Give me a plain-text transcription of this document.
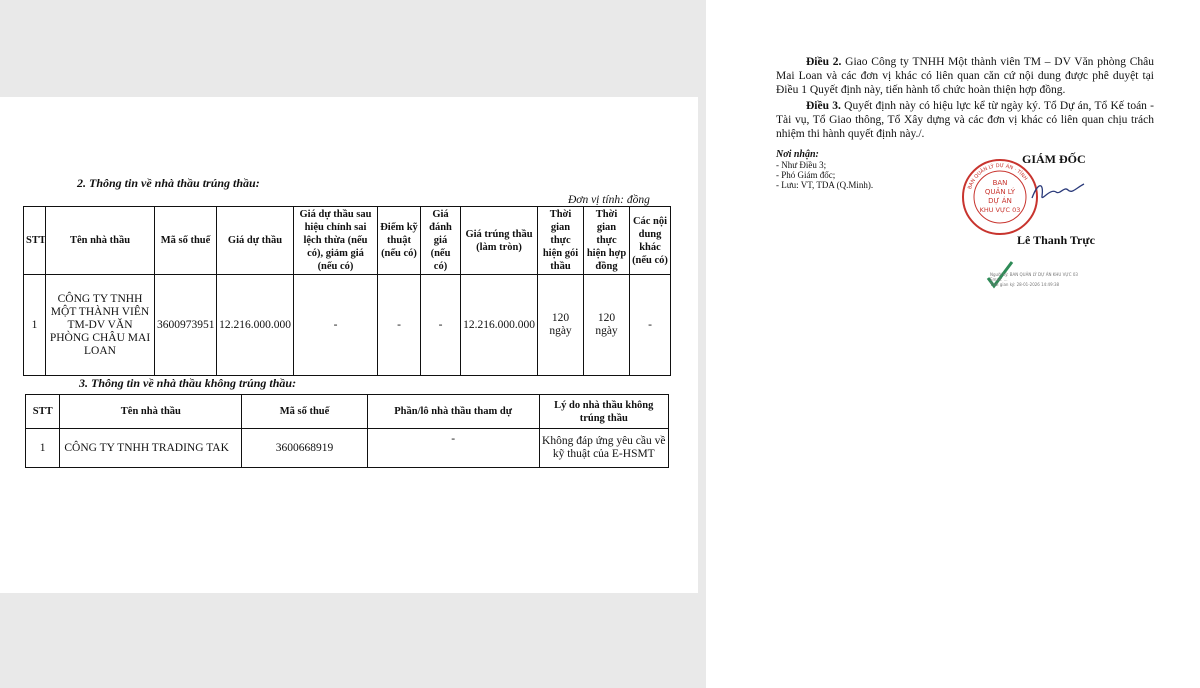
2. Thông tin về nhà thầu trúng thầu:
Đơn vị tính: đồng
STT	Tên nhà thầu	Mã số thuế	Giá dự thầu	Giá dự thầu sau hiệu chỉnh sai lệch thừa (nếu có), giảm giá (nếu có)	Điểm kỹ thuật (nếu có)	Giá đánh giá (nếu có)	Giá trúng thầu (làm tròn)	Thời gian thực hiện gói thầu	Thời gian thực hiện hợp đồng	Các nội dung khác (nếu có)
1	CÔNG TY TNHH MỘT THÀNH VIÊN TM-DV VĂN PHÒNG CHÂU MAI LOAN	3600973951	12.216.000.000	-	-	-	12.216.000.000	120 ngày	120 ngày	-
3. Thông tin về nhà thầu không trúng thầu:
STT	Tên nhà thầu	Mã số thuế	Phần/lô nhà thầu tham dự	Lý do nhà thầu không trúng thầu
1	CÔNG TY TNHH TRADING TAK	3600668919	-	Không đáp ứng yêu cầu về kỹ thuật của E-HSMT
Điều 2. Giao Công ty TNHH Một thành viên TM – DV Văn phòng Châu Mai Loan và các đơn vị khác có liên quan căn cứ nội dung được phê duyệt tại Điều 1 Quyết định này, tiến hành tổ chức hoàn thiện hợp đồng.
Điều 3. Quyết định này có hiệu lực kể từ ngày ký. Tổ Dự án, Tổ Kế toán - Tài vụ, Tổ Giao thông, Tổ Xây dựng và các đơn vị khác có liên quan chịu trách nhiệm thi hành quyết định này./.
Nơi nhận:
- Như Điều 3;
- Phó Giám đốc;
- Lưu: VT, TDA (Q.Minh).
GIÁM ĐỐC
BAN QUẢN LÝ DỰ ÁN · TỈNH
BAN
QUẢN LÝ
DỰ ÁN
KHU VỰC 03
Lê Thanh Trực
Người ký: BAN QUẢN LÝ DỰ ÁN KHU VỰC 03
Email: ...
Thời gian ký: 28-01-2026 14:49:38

-------------------------

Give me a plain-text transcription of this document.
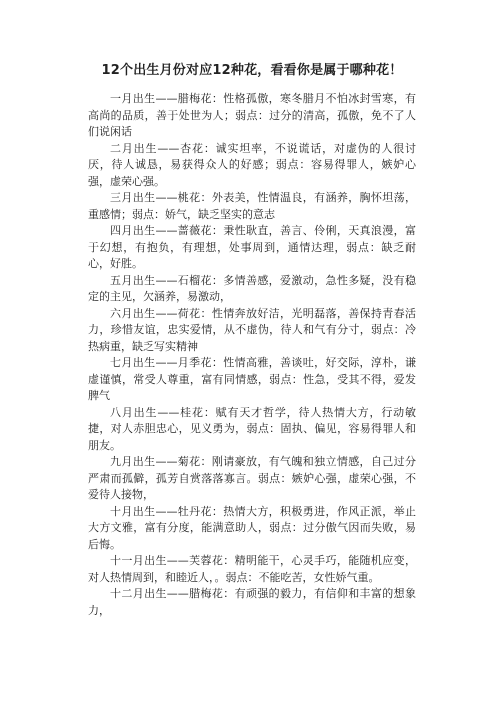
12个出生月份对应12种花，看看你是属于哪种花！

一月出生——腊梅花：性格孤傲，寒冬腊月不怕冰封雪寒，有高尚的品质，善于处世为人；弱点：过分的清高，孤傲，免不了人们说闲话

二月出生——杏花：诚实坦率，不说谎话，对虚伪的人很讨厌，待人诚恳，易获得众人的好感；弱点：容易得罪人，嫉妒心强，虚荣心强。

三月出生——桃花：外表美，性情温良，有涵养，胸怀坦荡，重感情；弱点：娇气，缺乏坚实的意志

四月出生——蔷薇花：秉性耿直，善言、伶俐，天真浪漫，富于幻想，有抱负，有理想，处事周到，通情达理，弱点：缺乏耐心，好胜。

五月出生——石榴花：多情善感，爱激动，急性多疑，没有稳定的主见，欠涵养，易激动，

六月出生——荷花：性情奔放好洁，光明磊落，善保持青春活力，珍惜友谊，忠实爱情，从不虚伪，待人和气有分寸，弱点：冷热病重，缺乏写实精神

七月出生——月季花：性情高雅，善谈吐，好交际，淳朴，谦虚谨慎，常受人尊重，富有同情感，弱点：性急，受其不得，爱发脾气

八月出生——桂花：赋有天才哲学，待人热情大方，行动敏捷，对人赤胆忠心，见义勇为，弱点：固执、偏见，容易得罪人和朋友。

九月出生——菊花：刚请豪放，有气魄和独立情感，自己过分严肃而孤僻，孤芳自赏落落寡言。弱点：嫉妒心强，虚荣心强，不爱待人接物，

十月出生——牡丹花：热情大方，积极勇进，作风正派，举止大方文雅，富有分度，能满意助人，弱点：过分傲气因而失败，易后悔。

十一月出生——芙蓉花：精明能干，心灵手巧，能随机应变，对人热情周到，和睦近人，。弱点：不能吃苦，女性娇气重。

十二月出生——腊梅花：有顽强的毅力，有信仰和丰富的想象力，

-------------------------

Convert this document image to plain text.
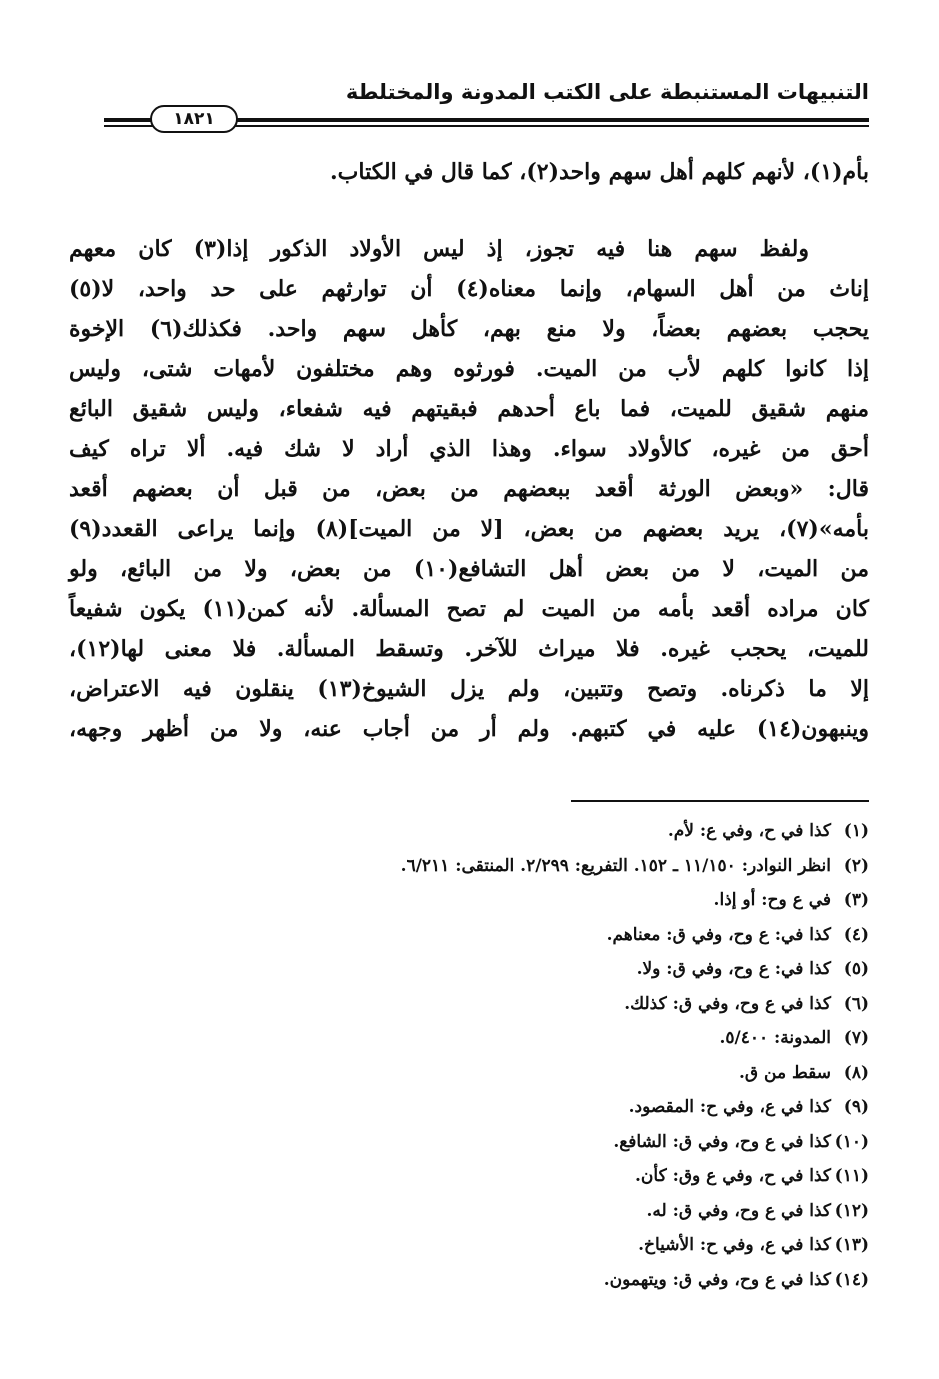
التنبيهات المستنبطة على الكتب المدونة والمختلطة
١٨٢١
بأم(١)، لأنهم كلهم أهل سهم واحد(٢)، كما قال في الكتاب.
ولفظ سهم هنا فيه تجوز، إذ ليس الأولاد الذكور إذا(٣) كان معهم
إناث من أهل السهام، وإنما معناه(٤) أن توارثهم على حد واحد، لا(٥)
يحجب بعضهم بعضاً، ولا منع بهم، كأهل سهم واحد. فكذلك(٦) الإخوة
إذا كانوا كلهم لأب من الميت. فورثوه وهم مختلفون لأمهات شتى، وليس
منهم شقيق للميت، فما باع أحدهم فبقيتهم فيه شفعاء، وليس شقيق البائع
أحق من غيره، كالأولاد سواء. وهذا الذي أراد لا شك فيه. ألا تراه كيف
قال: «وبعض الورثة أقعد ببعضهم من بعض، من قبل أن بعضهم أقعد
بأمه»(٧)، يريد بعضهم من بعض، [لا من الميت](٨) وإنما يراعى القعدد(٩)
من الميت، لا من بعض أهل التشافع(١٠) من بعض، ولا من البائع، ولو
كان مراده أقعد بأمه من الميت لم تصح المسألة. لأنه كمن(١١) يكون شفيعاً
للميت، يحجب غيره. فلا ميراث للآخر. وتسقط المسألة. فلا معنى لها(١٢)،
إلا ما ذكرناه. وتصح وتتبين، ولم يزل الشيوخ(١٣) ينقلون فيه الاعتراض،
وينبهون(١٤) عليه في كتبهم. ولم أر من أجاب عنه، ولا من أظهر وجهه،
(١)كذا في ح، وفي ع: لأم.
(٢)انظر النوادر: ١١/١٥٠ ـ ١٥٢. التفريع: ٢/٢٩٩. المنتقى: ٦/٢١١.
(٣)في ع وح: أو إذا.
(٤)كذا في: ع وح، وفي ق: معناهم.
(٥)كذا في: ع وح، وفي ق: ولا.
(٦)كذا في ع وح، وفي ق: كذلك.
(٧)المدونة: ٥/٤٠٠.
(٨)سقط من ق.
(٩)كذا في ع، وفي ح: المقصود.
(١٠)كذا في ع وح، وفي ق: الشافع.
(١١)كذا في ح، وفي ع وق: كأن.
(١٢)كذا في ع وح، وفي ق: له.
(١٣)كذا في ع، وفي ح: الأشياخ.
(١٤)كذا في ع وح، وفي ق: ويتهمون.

-------------------------

→ **Work instructions**:
Collect from the data above every line that includes "Điều".

→ **Result for this exercise**:
Điều 2. Giao Công ty TNHH Một thành viên TM – DV Văn phòng Châu Mai Loan và các đơn vị khác có liên quan căn cứ nội dung được phê duyệt tại Điều 1 Quyết định này, tiến hành tổ chức hoàn thiện hợp đồng.
Điều 3. Quyết định này có hiệu lực kể từ ngày ký. Tổ Dự án, Tổ Kế toán - Tài vụ, Tổ Giao thông, Tổ Xây dựng và các đơn vị khác có liên quan chịu trách nhiệm thi hành quyết định này./.
- Như Điều 3;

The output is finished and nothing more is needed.